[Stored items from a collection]

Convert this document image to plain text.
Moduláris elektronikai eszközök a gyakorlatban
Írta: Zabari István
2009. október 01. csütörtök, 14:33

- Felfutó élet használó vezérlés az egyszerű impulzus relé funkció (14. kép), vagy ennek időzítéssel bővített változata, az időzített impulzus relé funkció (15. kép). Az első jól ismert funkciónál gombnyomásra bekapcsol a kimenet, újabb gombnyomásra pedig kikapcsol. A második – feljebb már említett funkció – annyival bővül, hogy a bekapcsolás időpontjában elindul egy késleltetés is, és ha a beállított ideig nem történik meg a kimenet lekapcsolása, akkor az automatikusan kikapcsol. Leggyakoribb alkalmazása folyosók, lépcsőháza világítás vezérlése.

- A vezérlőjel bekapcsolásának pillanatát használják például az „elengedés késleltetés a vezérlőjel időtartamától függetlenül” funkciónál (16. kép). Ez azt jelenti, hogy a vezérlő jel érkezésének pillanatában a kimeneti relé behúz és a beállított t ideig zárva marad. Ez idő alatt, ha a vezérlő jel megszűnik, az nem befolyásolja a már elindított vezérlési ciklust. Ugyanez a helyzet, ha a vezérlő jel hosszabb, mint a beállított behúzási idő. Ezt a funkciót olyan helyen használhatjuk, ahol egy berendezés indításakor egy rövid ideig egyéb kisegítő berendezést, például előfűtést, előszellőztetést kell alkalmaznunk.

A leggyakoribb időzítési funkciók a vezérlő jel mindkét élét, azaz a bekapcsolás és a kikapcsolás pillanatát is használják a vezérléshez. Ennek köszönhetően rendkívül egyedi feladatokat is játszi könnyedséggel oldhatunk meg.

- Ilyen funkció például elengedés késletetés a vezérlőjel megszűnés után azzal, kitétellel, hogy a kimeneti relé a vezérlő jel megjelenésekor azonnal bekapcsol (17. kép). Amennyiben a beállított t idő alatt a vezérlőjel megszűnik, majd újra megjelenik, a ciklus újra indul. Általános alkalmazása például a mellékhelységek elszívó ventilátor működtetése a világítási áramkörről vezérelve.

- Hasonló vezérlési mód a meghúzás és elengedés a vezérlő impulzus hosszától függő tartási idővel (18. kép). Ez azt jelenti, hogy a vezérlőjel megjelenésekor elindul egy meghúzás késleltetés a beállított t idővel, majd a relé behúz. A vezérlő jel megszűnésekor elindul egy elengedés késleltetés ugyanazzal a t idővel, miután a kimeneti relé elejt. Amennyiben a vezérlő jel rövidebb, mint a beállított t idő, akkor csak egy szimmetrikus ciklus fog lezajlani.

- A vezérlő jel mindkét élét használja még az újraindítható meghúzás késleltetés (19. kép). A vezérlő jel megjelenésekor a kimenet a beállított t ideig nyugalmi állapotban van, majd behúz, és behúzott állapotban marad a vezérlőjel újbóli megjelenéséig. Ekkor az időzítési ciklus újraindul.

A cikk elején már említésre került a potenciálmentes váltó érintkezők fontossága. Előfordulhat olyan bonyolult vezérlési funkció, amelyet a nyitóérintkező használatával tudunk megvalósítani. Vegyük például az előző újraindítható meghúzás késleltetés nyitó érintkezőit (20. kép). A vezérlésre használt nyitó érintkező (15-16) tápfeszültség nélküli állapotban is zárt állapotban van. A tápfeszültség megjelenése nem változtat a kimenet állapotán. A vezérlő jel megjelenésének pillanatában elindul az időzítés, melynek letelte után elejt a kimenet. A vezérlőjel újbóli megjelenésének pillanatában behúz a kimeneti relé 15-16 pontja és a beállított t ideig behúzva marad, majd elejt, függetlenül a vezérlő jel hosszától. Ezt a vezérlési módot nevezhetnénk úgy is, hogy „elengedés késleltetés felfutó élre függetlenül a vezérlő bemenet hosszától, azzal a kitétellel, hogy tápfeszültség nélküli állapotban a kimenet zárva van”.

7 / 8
...
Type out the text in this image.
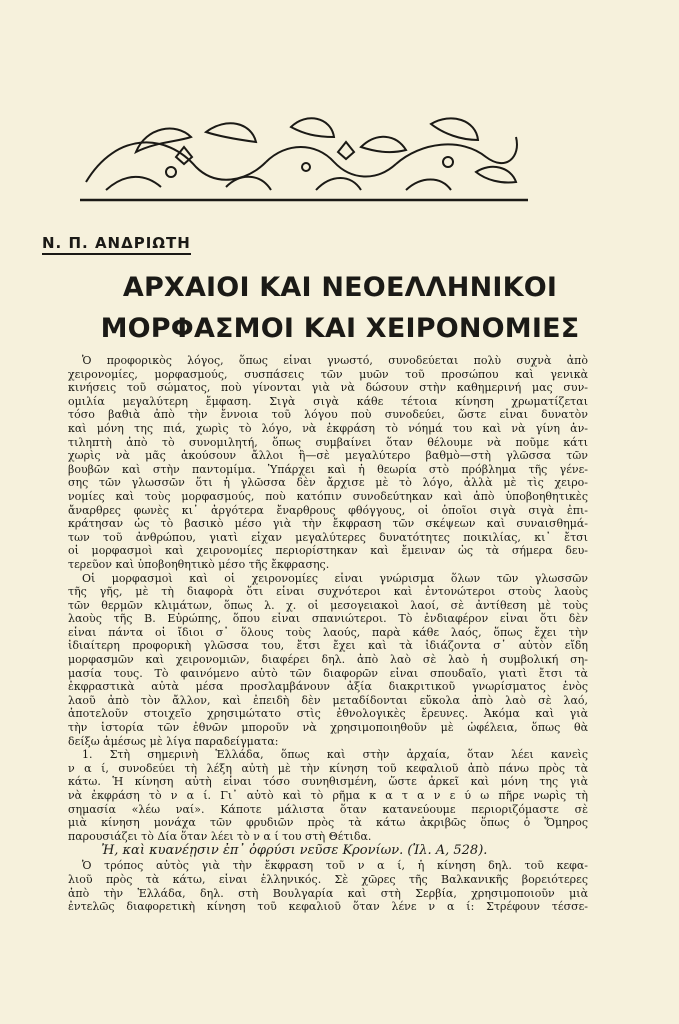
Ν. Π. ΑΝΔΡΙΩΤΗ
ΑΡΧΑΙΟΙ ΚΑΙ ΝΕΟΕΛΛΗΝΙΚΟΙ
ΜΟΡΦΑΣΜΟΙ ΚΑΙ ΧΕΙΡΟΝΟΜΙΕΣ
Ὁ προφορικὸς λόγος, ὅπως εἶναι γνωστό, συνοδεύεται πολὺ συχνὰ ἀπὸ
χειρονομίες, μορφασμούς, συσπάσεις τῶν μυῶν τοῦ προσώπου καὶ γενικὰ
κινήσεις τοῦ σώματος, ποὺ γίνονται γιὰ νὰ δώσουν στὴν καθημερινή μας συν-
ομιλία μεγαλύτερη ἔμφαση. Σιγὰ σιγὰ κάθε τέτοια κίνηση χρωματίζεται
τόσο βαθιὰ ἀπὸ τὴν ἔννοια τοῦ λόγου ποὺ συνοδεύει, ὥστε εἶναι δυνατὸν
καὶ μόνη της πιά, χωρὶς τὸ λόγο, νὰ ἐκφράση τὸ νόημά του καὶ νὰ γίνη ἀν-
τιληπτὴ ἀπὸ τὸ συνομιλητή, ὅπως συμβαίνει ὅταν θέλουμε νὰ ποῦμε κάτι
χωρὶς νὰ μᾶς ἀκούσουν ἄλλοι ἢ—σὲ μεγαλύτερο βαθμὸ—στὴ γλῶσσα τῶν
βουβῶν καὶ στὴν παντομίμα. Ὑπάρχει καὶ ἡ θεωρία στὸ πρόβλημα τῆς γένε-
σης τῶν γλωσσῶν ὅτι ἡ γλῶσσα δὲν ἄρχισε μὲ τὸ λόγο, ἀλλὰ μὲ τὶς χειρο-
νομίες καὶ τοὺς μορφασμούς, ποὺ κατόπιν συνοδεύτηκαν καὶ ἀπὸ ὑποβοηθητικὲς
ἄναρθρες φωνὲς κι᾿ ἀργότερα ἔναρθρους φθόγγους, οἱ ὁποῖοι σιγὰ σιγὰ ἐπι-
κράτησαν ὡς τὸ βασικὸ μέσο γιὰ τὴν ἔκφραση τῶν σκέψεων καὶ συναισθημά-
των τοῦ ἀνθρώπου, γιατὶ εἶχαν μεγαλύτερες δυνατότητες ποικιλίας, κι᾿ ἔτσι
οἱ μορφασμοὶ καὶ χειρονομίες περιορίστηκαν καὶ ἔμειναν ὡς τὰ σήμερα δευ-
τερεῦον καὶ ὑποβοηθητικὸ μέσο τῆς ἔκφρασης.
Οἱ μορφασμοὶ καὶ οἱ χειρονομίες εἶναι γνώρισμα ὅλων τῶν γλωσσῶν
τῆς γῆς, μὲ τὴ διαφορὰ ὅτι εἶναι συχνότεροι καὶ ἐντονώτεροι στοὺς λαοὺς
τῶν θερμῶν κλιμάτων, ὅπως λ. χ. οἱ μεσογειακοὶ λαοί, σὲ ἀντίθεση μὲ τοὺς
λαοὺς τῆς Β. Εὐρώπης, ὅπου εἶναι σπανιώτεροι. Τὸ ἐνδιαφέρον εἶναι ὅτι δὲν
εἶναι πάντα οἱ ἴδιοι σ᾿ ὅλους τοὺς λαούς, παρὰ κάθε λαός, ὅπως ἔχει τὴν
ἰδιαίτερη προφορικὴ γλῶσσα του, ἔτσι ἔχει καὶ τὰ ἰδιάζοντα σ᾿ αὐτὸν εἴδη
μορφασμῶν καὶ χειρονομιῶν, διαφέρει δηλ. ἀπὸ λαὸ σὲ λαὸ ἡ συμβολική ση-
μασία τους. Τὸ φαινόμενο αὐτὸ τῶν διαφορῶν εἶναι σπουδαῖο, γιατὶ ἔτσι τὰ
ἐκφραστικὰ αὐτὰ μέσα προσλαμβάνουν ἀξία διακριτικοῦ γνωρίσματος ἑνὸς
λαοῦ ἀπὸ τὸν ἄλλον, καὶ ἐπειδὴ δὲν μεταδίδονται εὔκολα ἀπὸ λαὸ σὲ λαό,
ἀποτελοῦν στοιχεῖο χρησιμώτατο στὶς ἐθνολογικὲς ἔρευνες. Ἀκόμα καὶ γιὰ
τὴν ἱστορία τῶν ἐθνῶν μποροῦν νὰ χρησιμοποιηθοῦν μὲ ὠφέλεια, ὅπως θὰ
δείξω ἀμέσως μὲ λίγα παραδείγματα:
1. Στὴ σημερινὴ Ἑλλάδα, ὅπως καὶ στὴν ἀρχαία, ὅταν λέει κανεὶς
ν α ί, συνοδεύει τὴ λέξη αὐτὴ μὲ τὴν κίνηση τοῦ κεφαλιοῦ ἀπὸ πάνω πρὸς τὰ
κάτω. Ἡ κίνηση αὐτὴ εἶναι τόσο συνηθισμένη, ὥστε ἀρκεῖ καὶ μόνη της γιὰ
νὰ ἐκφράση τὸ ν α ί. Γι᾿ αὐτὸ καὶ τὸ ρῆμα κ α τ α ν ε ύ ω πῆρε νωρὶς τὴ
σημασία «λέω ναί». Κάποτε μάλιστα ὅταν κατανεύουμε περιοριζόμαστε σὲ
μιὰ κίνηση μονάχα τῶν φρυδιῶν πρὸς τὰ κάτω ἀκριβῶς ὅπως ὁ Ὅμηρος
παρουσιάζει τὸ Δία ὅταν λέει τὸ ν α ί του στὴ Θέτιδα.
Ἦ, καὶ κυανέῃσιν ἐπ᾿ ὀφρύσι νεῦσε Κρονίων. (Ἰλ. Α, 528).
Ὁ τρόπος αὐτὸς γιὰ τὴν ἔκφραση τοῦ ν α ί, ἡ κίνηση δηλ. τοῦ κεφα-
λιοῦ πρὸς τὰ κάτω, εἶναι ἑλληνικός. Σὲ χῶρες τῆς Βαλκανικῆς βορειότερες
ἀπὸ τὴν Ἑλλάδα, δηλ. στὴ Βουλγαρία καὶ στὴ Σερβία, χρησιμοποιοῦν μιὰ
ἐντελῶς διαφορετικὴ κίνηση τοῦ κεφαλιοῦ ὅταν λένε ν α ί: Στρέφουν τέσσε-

#### [Short exercise]
Which lines contain "ὥστε"? Copy each of them out.

#### [Solved exercise]
τόσο βαθιὰ ἀπὸ τὴν ἔννοια τοῦ λόγου ποὺ συνοδεύει, ὥστε εἶναι δυνατὸν
κάτω. Ἡ κίνηση αὐτὴ εἶναι τόσο συνηθισμένη, ὥστε ἀρκεῖ καὶ μόνη της γιὰ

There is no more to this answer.